## START Supplied material

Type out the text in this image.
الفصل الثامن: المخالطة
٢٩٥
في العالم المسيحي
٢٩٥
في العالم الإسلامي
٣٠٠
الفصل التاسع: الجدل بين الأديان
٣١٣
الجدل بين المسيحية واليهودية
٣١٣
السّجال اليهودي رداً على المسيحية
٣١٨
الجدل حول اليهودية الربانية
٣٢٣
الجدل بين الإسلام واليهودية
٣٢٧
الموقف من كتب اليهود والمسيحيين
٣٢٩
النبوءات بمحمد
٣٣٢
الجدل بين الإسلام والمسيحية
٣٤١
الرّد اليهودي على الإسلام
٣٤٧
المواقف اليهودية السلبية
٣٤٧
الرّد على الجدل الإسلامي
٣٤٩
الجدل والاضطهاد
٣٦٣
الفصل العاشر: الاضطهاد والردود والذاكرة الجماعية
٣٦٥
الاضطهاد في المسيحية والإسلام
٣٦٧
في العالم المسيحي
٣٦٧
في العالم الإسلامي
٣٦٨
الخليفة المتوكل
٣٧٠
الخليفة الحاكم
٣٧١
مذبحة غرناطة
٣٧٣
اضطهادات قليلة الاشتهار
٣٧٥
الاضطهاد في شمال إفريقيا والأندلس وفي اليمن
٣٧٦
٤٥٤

## END Supplied material

Short problem.
Write out the entire listing exactly.

Reply.
Type out the text in this image.
الفصل الثامن: المخالطة
٢٩٥
في العالم المسيحي
٢٩٥
في العالم الإسلامي
٣٠٠
الفصل التاسع: الجدل بين الأديان
٣١٣
الجدل بين المسيحية واليهودية
٣١٣
السّجال اليهودي رداً على المسيحية
٣١٨
الجدل حول اليهودية الربانية
٣٢٣
الجدل بين الإسلام واليهودية
٣٢٧
الموقف من كتب اليهود والمسيحيين
٣٢٩
النبوءات بمحمد
٣٣٢
الجدل بين الإسلام والمسيحية
٣٤١
الرّد اليهودي على الإسلام
٣٤٧
المواقف اليهودية السلبية
٣٤٧
الرّد على الجدل الإسلامي
٣٤٩
الجدل والاضطهاد
٣٦٣
الفصل العاشر: الاضطهاد والردود والذاكرة الجماعية
٣٦٥
الاضطهاد في المسيحية والإسلام
٣٦٧
في العالم المسيحي
٣٦٧
في العالم الإسلامي
٣٦٨
الخليفة المتوكل
٣٧٠
الخليفة الحاكم
٣٧١
مذبحة غرناطة
٣٧٣
اضطهادات قليلة الاشتهار
٣٧٥
الاضطهاد في شمال إفريقيا والأندلس وفي اليمن
٣٧٦
٤٥٤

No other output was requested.